Short exercise
Repeat the listing word for word. No pictures belong in the copy.

(Stored entries)

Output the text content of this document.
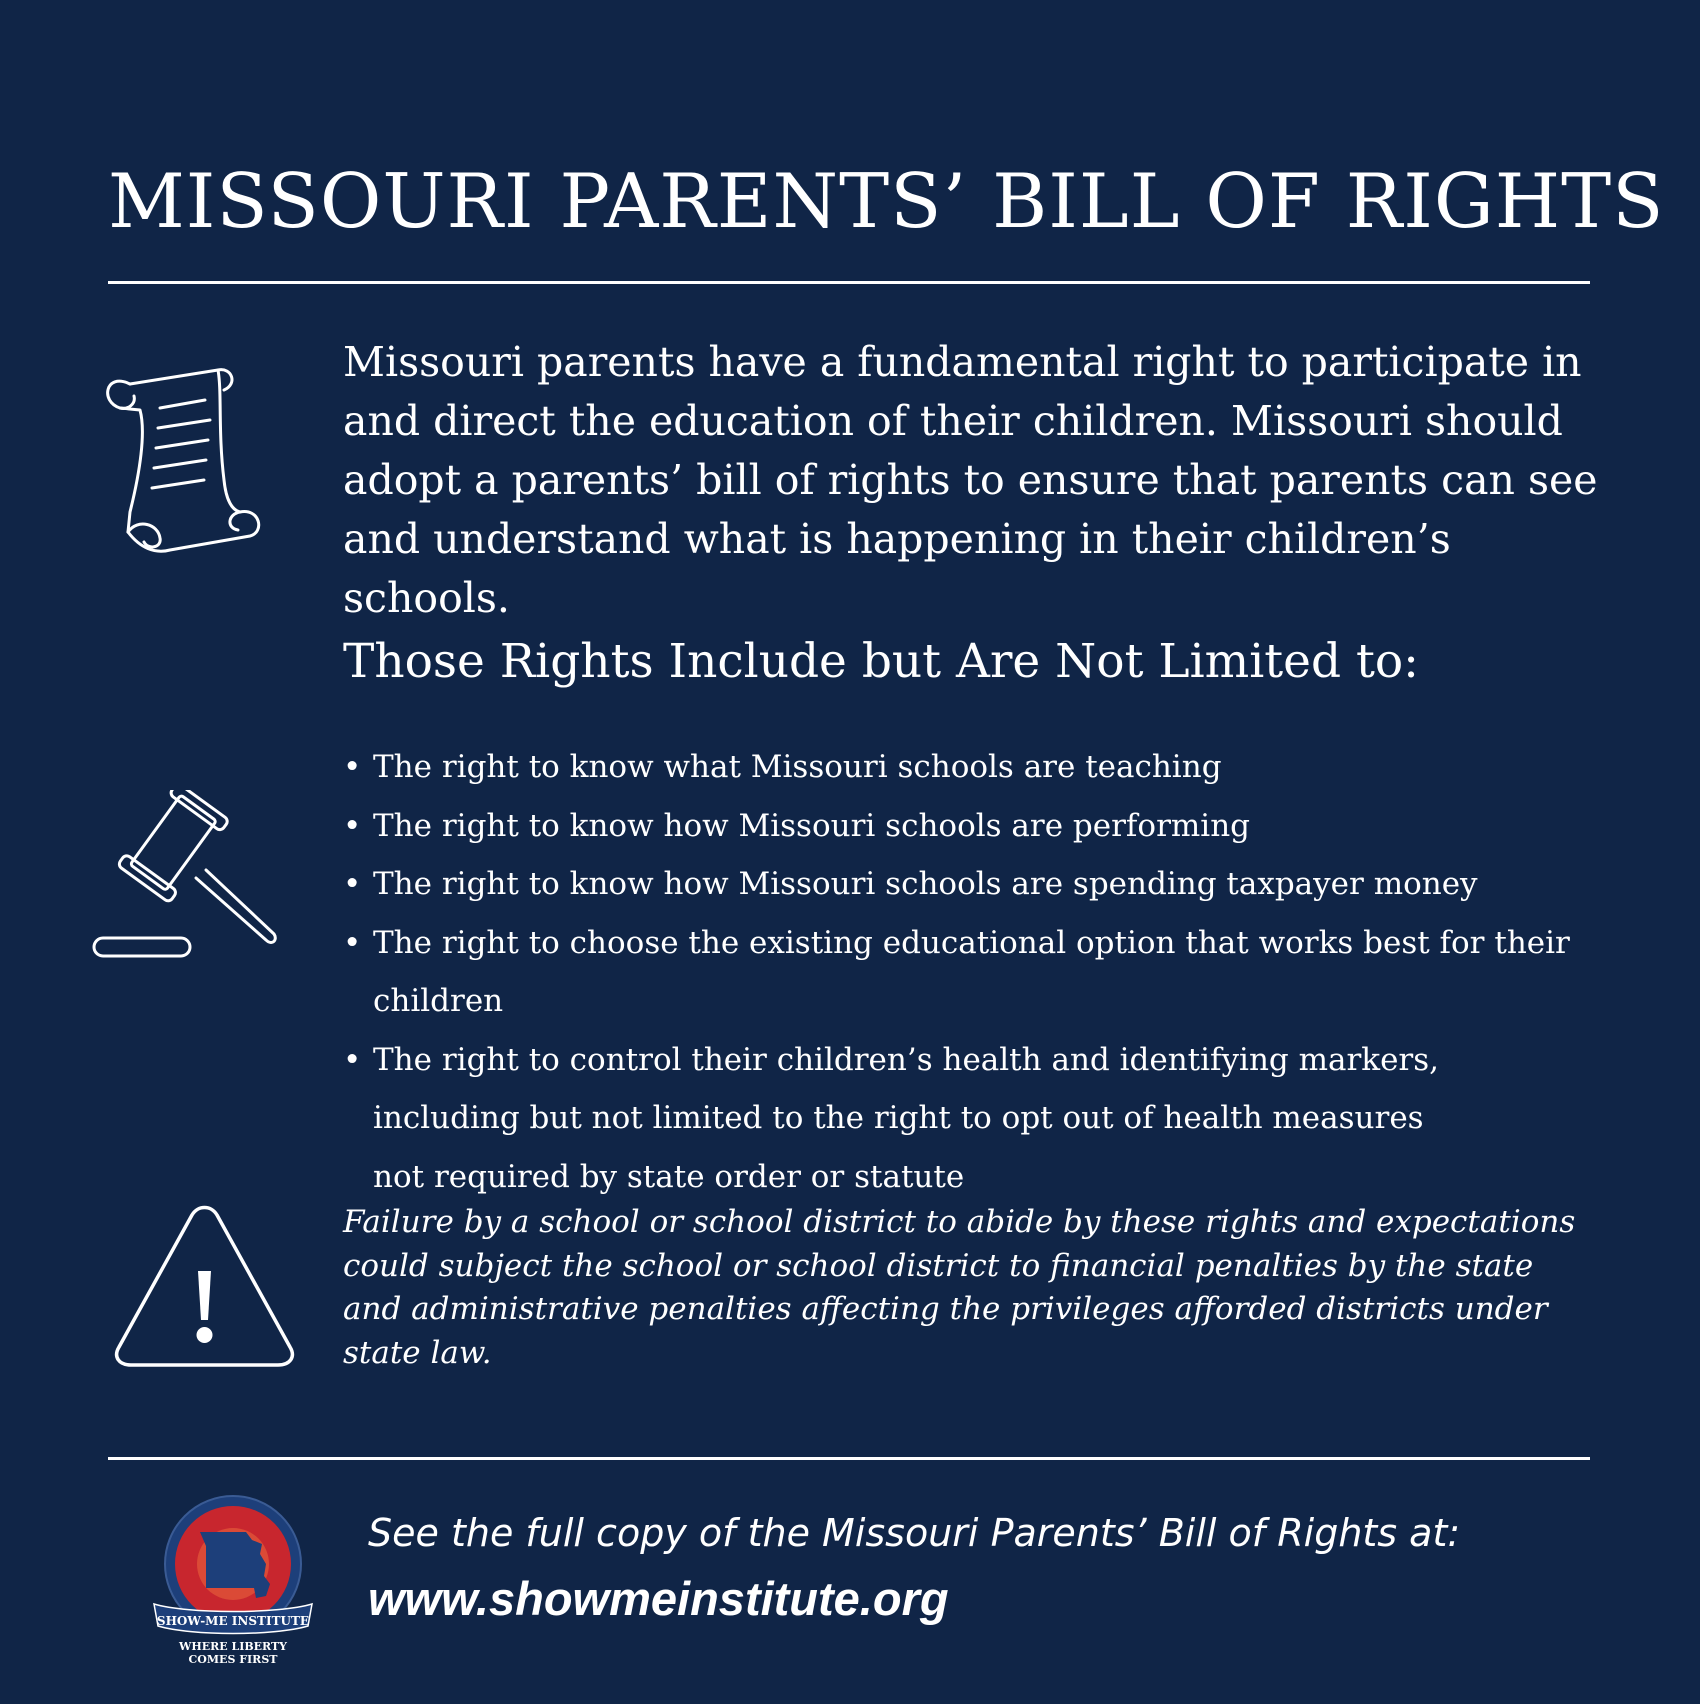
MISSOURI PARENTS’ BILL OF RIGHTS

Missouri parents have a fundamental right to participate in and direct the education of their children. Missouri should adopt a parents’ bill of rights to ensure that parents can see and understand what is happening in their children’s schools.

Those Rights Include but Are Not Limited to:
• The right to know what Missouri schools are teaching
• The right to know how Missouri schools are performing
• The right to know how Missouri schools are spending taxpayer money
• The right to choose the existing educational option that works best for their children
• The right to control their children’s health and identifying markers, including but not limited to the right to opt out of health measures not required by state order or statute

Failure by a school or school district to abide by these rights and expectations could subject the school or school district to financial penalties by the state and administrative penalties affecting the privileges afforded districts under state law.

SHOW-ME INSTITUTE
WHERE LIBERTY
COMES FIRST

See the full copy of the Missouri Parents’ Bill of Rights at:

www.showmeinstitute.org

Task response
Output the text content of this document.
MISSOURI PARENTS’ BILL OF RIGHTS

Missouri parents have a fundamental right to participate in and direct the education of their children. Missouri should adopt a parents’ bill of rights to ensure that parents can see and understand what is happening in their children’s schools.

Those Rights Include but Are Not Limited to:
• The right to know what Missouri schools are teaching
• The right to know how Missouri schools are performing
• The right to know how Missouri schools are spending taxpayer money
• The right to choose the existing educational option that works best for their children
• The right to control their children’s health and identifying markers, including but not limited to the right to opt out of health measures not required by state order or statute

Failure by a school or school district to abide by these rights and expectations could subject the school or school district to financial penalties by the state and administrative penalties affecting the privileges afforded districts under state law.

SHOW-ME INSTITUTE
WHERE LIBERTY
COMES FIRST

See the full copy of the Missouri Parents’ Bill of Rights at:

www.showmeinstitute.org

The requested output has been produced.